— start of DATASET EXCERPTS —
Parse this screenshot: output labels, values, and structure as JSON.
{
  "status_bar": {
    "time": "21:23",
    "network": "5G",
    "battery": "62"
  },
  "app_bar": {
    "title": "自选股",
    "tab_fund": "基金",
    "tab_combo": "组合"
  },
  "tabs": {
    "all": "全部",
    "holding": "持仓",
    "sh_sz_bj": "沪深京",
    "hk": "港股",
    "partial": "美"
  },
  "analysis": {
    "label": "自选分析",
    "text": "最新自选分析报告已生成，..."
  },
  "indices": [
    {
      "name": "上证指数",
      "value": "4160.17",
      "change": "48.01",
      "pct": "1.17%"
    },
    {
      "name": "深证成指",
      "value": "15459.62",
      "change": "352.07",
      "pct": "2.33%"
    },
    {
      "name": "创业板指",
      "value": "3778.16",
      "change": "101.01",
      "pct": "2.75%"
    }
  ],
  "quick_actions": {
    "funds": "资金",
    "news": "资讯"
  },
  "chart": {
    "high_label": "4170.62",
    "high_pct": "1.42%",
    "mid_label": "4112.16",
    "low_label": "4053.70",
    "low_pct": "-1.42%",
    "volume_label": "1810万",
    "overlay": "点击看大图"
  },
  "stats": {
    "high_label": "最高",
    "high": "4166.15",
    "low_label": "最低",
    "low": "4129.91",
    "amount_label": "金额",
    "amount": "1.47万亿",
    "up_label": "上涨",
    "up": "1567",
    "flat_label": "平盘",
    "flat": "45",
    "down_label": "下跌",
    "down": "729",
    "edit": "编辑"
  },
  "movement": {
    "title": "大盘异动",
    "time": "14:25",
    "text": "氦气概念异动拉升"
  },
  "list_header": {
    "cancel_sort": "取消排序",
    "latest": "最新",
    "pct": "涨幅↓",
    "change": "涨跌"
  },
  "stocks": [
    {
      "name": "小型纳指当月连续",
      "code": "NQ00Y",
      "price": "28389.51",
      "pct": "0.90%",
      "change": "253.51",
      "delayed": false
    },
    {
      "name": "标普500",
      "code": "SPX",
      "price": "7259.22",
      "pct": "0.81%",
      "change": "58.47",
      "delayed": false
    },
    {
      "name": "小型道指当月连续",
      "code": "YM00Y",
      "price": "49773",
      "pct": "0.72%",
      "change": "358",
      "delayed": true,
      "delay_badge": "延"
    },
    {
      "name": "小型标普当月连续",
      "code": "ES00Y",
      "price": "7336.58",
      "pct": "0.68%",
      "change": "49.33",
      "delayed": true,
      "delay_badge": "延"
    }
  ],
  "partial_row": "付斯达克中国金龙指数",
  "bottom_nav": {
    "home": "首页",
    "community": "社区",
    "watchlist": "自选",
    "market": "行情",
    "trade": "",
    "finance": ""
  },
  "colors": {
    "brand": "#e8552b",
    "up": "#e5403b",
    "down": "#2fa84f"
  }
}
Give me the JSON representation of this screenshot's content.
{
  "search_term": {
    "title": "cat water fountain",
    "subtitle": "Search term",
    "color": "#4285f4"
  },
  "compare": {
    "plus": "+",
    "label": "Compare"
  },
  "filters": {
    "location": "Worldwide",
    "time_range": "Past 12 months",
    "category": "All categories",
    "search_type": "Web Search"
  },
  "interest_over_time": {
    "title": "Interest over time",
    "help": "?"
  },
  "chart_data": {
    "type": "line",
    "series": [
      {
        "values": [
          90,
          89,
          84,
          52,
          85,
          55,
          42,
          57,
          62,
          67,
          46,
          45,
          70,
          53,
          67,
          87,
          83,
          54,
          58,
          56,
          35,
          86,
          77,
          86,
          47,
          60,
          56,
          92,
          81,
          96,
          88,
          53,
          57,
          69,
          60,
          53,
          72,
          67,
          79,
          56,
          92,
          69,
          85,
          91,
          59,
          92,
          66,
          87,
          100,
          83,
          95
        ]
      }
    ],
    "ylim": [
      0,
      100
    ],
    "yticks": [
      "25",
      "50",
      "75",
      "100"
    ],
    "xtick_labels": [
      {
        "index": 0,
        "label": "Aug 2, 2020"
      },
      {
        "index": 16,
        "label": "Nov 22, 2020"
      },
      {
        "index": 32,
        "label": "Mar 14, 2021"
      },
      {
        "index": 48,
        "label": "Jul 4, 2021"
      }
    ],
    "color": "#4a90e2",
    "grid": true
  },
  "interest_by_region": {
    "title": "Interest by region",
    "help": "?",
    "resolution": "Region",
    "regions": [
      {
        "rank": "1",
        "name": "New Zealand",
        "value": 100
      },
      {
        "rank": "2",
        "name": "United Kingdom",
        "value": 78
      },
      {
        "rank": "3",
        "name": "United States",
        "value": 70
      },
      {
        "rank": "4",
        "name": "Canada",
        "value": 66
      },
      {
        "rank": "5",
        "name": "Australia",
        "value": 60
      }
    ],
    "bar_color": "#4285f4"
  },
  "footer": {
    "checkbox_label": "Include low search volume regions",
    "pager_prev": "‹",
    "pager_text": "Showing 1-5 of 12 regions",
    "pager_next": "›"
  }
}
— end of DATASET EXCERPTS —
From the records above, extract each line exactly as shown.

* [RESULT OF THE EXERCISE]
Parse this screenshot: output labels, values, and structure as JSON.
{
  "status_bar": {
    "time": "21:23",
    "network": "5G",
    "battery": "62"
  },
  "app_bar": {
    "title": "自选股",
    "tab_fund": "基金",
    "tab_combo": "组合"
  },
  "tabs": {
    "all": "全部",
    "holding": "持仓",
    "sh_sz_bj": "沪深京",
    "hk": "港股",
    "partial": "美"
  },
  "analysis": {
    "label": "自选分析",
    "text": "最新自选分析报告已生成，..."
  },
  "indices": [
    {
      "name": "上证指数",
      "value": "4160.17",
      "change": "48.01",
      "pct": "1.17%"
    },
    {
      "name": "深证成指",
      "value": "15459.62",
      "change": "352.07",
      "pct": "2.33%"
    },
    {
      "name": "创业板指",
      "value": "3778.16",
      "change": "101.01",
      "pct": "2.75%"
    }
  ],
  "quick_actions": {
    "funds": "资金",
    "news": "资讯"
  },
  "chart": {
    "high_label": "4170.62",
    "high_pct": "1.42%",
    "mid_label": "4112.16",
    "low_label": "4053.70",
    "low_pct": "-1.42%",
    "volume_label": "1810万",
    "overlay": "点击看大图"
  },
  "stats": {
    "high_label": "最高",
    "high": "4166.15",
    "low_label": "最低",
    "low": "4129.91",
    "amount_label": "金额",
    "amount": "1.47万亿",
    "up_label": "上涨",
    "up": "1567",
    "flat_label": "平盘",
    "flat": "45",
    "down_label": "下跌",
    "down": "729",
    "edit": "编辑"
  },
  "movement": {
    "title": "大盘异动",
    "time": "14:25",
    "text": "氦气概念异动拉升"
  },
  "list_header": {
    "cancel_sort": "取消排序",
    "latest": "最新",
    "pct": "涨幅↓",
    "change": "涨跌"
  },
  "stocks": [
    {
      "name": "小型纳指当月连续",
      "code": "NQ00Y",
      "price": "28389.51",
      "pct": "0.90%",
      "change": "253.51",
      "delayed": false
    },
    {
      "name": "标普500",
      "code": "SPX",
      "price": "7259.22",
      "pct": "0.81%",
      "change": "58.47",
      "delayed": false
    },
    {
      "name": "小型道指当月连续",
      "code": "YM00Y",
      "price": "49773",
      "pct": "0.72%",
      "change": "358",
      "delayed": true,
      "delay_badge": "延"
    },
    {
      "name": "小型标普当月连续",
      "code": "ES00Y",
      "price": "7336.58",
      "pct": "0.68%",
      "change": "49.33",
      "delayed": true,
      "delay_badge": "延"
    }
  ],
  "partial_row": "付斯达克中国金龙指数",
  "bottom_nav": {
    "home": "首页",
    "community": "社区",
    "watchlist": "自选",
    "market": "行情",
    "trade": "",
    "finance": ""
  },
  "colors": {
    "brand": "#e8552b",
    "up": "#e5403b",
    "down": "#2fa84f"
  }
}
Give me the JSON representation of this screenshot's content.
{
  "search_term": {
    "title": "cat water fountain",
    "subtitle": "Search term",
    "color": "#4285f4"
  },
  "compare": {
    "plus": "+",
    "label": "Compare"
  },
  "filters": {
    "location": "Worldwide",
    "time_range": "Past 12 months",
    "category": "All categories",
    "search_type": "Web Search"
  },
  "interest_over_time": {
    "title": "Interest over time",
    "help": "?"
  },
  "chart_data": {
    "type": "line",
    "series": [
      {
        "values": [
          90,
          89,
          84,
          52,
          85,
          55,
          42,
          57,
          62,
          67,
          46,
          45,
          70,
          53,
          67,
          87,
          83,
          54,
          58,
          56,
          35,
          86,
          77,
          86,
          47,
          60,
          56,
          92,
          81,
          96,
          88,
          53,
          57,
          69,
          60,
          53,
          72,
          67,
          79,
          56,
          92,
          69,
          85,
          91,
          59,
          92,
          66,
          87,
          100,
          83,
          95
        ]
      }
    ],
    "ylim": [
      0,
      100
    ],
    "yticks": [
      "25",
      "50",
      "75",
      "100"
    ],
    "xtick_labels": [
      {
        "index": 0,
        "label": "Aug 2, 2020"
      },
      {
        "index": 16,
        "label": "Nov 22, 2020"
      },
      {
        "index": 32,
        "label": "Mar 14, 2021"
      },
      {
        "index": 48,
        "label": "Jul 4, 2021"
      }
    ],
    "color": "#4a90e2",
    "grid": true
  },
  "interest_by_region": {
    "title": "Interest by region",
    "help": "?",
    "resolution": "Region",
    "regions": [
      {
        "rank": "1",
        "name": "New Zealand",
        "value": 100
      },
      {
        "rank": "2",
        "name": "United Kingdom",
        "value": 78
      },
      {
        "rank": "3",
        "name": "United States",
        "value": 70
      },
      {
        "rank": "4",
        "name": "Canada",
        "value": 66
      },
      {
        "rank": "5",
        "name": "Australia",
        "value": 60
      }
    ],
    "bar_color": "#4285f4"
  },
  "footer": {
    "checkbox_label": "Include low search volume regions",
    "pager_prev": "‹",
    "pager_text": "Showing 1-5 of 12 regions",
    "pager_next": "›"
  }
}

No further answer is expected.